»»
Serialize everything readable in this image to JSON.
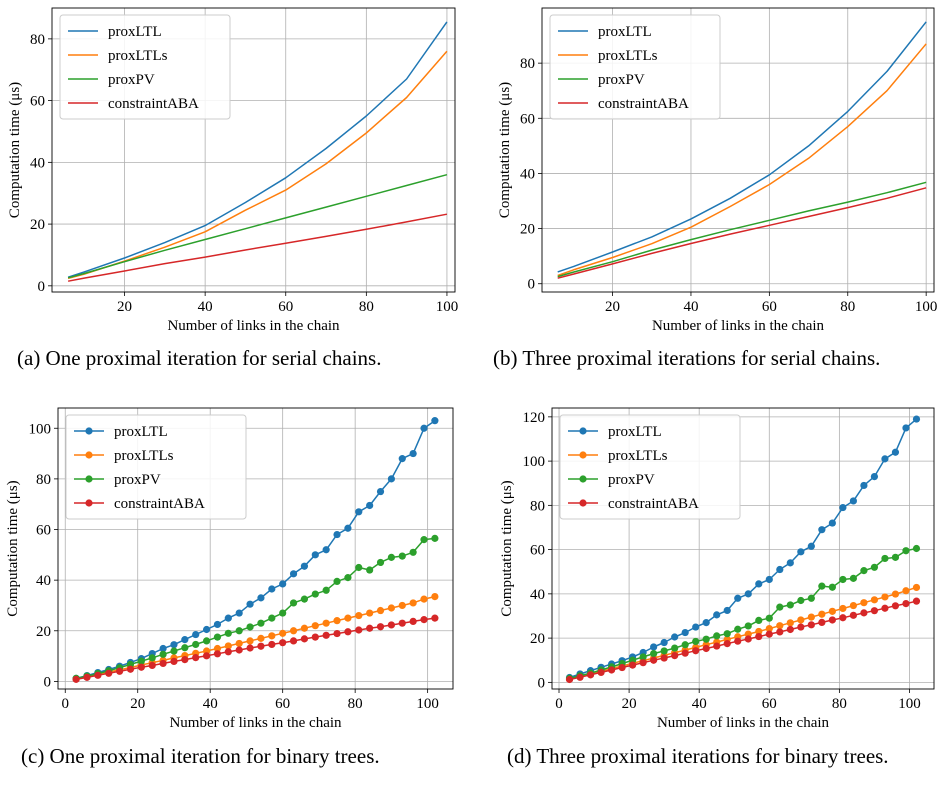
{
  "colors": {
    "proxLTL": "#1f77b4",
    "proxLTLs": "#ff7f0e",
    "proxPV": "#2ca02c",
    "constraintABA": "#d62728",
    "grid": "#b0b0b0"
  },
  "captions": {
    "a": "(a) One proximal iteration for serial chains.",
    "b": "(b) Three proximal iterations for serial chains.",
    "c": "(c) One proximal iteration for binary trees.",
    "d": "(d) Three proximal iterations for binary trees."
  },
  "chart_data": [
    {
      "type": "line",
      "id": "a",
      "markers": false,
      "xlabel": "Number of links in the chain",
      "ylabel": "Computation time (μs)",
      "xlim": [
        2,
        102
      ],
      "ylim": [
        -2,
        90
      ],
      "xticks": [
        20,
        40,
        60,
        80,
        100
      ],
      "yticks": [
        0,
        20,
        40,
        60,
        80
      ],
      "grid": true,
      "legend": "top-left",
      "x": [
        6,
        10,
        20,
        30,
        40,
        50,
        60,
        70,
        80,
        90,
        100
      ],
      "series": [
        {
          "name": "proxLTL",
          "values": [
            2.8,
            4.5,
            9.0,
            14.0,
            19.5,
            27.0,
            35.0,
            44.5,
            55.0,
            67.0,
            85.5
          ]
        },
        {
          "name": "proxLTLs",
          "values": [
            2.4,
            3.8,
            8.0,
            12.5,
            17.5,
            24.5,
            31.0,
            39.5,
            49.5,
            61.0,
            76.0
          ]
        },
        {
          "name": "proxPV",
          "values": [
            2.6,
            4.0,
            7.8,
            11.5,
            15.0,
            18.5,
            22.0,
            25.5,
            29.0,
            32.5,
            36.0
          ]
        },
        {
          "name": "constraintABA",
          "values": [
            1.5,
            2.5,
            4.8,
            7.2,
            9.3,
            11.6,
            13.8,
            16.0,
            18.3,
            20.7,
            23.2
          ]
        }
      ]
    },
    {
      "type": "line",
      "id": "b",
      "markers": false,
      "xlabel": "Number of links in the chain",
      "ylabel": "Computation time (μs)",
      "xlim": [
        2,
        102
      ],
      "ylim": [
        -3,
        100
      ],
      "xticks": [
        20,
        40,
        60,
        80,
        100
      ],
      "yticks": [
        0,
        20,
        40,
        60,
        80
      ],
      "grid": true,
      "legend": "top-left",
      "x": [
        6,
        10,
        20,
        30,
        40,
        50,
        60,
        70,
        80,
        90,
        100
      ],
      "series": [
        {
          "name": "proxLTL",
          "values": [
            4.3,
            6.2,
            11.5,
            17.0,
            23.5,
            31.0,
            39.5,
            50.0,
            62.5,
            77.0,
            95.0
          ]
        },
        {
          "name": "proxLTLs",
          "values": [
            3.0,
            5.0,
            9.5,
            14.5,
            20.5,
            28.0,
            36.0,
            45.5,
            57.0,
            70.0,
            87.0
          ]
        },
        {
          "name": "proxPV",
          "values": [
            2.6,
            4.2,
            8.0,
            12.2,
            16.0,
            19.6,
            23.0,
            26.4,
            29.6,
            33.0,
            36.8
          ]
        },
        {
          "name": "constraintABA",
          "values": [
            2.0,
            3.5,
            7.2,
            11.0,
            14.6,
            18.0,
            21.2,
            24.4,
            27.6,
            31.0,
            34.8
          ]
        }
      ]
    },
    {
      "type": "line",
      "id": "c",
      "markers": true,
      "xlabel": "Number of links in the chain",
      "ylabel": "Computation time (μs)",
      "xlim": [
        -2,
        107
      ],
      "ylim": [
        -3,
        108
      ],
      "xticks": [
        0,
        20,
        40,
        60,
        80,
        100
      ],
      "yticks": [
        0,
        20,
        40,
        60,
        80,
        100
      ],
      "grid": true,
      "legend": "top-left",
      "x": [
        3,
        6,
        9,
        12,
        15,
        18,
        21,
        24,
        27,
        30,
        33,
        36,
        39,
        42,
        45,
        48,
        51,
        54,
        57,
        60,
        63,
        66,
        69,
        72,
        75,
        78,
        81,
        84,
        87,
        90,
        93,
        96,
        99,
        102
      ],
      "series": [
        {
          "name": "proxLTL",
          "values": [
            1.2,
            2.3,
            3.5,
            4.7,
            6.0,
            7.5,
            9.0,
            11.0,
            13.0,
            14.5,
            16.5,
            18.5,
            20.5,
            22.5,
            25.0,
            27.0,
            30.5,
            33.0,
            36.5,
            38.5,
            42.5,
            45.5,
            50.0,
            52.0,
            58.0,
            60.5,
            67.0,
            69.5,
            75.0,
            80.0,
            88.0,
            90.0,
            100.0,
            103.0
          ]
        },
        {
          "name": "proxLTLs",
          "values": [
            1.0,
            1.9,
            2.8,
            3.7,
            4.6,
            5.5,
            6.5,
            7.4,
            8.3,
            9.3,
            10.2,
            11.1,
            12.0,
            13.0,
            14.0,
            15.0,
            16.0,
            17.0,
            18.0,
            19.0,
            20.0,
            21.0,
            22.0,
            23.0,
            24.0,
            25.0,
            26.0,
            27.0,
            28.0,
            29.0,
            30.0,
            31.0,
            32.5,
            33.5
          ]
        },
        {
          "name": "proxPV",
          "values": [
            1.2,
            2.1,
            3.1,
            4.2,
            5.4,
            6.7,
            8.0,
            9.3,
            10.7,
            12.0,
            13.3,
            14.6,
            16.0,
            17.5,
            19.0,
            20.0,
            21.5,
            23.0,
            25.0,
            27.0,
            31.0,
            32.5,
            34.5,
            36.0,
            39.5,
            41.0,
            45.0,
            44.0,
            47.0,
            49.0,
            49.5,
            51.0,
            56.0,
            56.5
          ]
        },
        {
          "name": "constraintABA",
          "values": [
            0.8,
            1.6,
            2.4,
            3.2,
            4.0,
            4.8,
            5.6,
            6.3,
            7.1,
            7.9,
            8.6,
            9.4,
            10.1,
            10.9,
            11.7,
            12.4,
            13.2,
            13.9,
            14.6,
            15.3,
            16.0,
            16.8,
            17.5,
            18.2,
            18.9,
            19.6,
            20.3,
            21.0,
            21.6,
            22.3,
            23.0,
            23.7,
            24.4,
            25.0
          ]
        }
      ]
    },
    {
      "type": "line",
      "id": "d",
      "markers": true,
      "xlabel": "Number of links in the chain",
      "ylabel": "Computation time (μs)",
      "xlim": [
        -2,
        107
      ],
      "ylim": [
        -3,
        124
      ],
      "xticks": [
        0,
        20,
        40,
        60,
        80,
        100
      ],
      "yticks": [
        0,
        20,
        40,
        60,
        80,
        100,
        120
      ],
      "grid": true,
      "legend": "top-left",
      "x": [
        3,
        6,
        9,
        12,
        15,
        18,
        21,
        24,
        27,
        30,
        33,
        36,
        39,
        42,
        45,
        48,
        51,
        54,
        57,
        60,
        63,
        66,
        69,
        72,
        75,
        78,
        81,
        84,
        87,
        90,
        93,
        96,
        99,
        102
      ],
      "series": [
        {
          "name": "proxLTL",
          "values": [
            2.2,
            3.8,
            5.3,
            6.8,
            8.3,
            9.8,
            11.5,
            13.5,
            16.0,
            18.0,
            20.5,
            22.5,
            25.0,
            27.0,
            30.5,
            32.5,
            38.0,
            40.0,
            44.5,
            46.5,
            51.0,
            54.0,
            59.0,
            61.5,
            69.0,
            72.0,
            79.0,
            82.0,
            89.0,
            93.0,
            101.0,
            104.0,
            115.0,
            119.0
          ]
        },
        {
          "name": "proxLTLs",
          "values": [
            1.4,
            2.6,
            3.8,
            5.0,
            6.2,
            7.4,
            8.6,
            9.8,
            11.0,
            12.2,
            13.4,
            14.6,
            15.8,
            17.0,
            18.2,
            19.4,
            20.6,
            21.8,
            23.0,
            24.3,
            25.6,
            26.9,
            28.2,
            29.5,
            30.8,
            32.1,
            33.4,
            34.7,
            36.0,
            37.3,
            38.6,
            39.9,
            41.4,
            42.9
          ]
        },
        {
          "name": "proxPV",
          "values": [
            1.8,
            3.0,
            4.2,
            5.6,
            7.0,
            8.5,
            10.0,
            11.5,
            13.0,
            14.2,
            15.5,
            17.0,
            18.5,
            19.5,
            21.0,
            22.0,
            24.0,
            25.5,
            28.0,
            29.0,
            34.0,
            35.0,
            37.0,
            38.0,
            43.5,
            43.0,
            46.5,
            47.0,
            50.5,
            52.0,
            56.0,
            56.5,
            59.5,
            60.5
          ]
        },
        {
          "name": "constraintABA",
          "values": [
            1.3,
            2.3,
            3.4,
            4.5,
            5.6,
            6.7,
            7.8,
            8.9,
            10.0,
            11.0,
            12.1,
            13.2,
            14.3,
            15.3,
            16.4,
            17.5,
            18.6,
            19.6,
            20.7,
            21.8,
            22.8,
            23.9,
            25.0,
            26.0,
            27.1,
            28.2,
            29.2,
            30.3,
            31.4,
            32.4,
            33.5,
            34.6,
            35.6,
            36.7
          ]
        }
      ]
    }
  ]
}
««
■ Exercise details ■
Copy out each line of the material that holds the word "binary".

■ Written response ■
    "c": "(c) One proximal iteration for binary trees.",
    "d": "(d) Three proximal iterations for binary trees."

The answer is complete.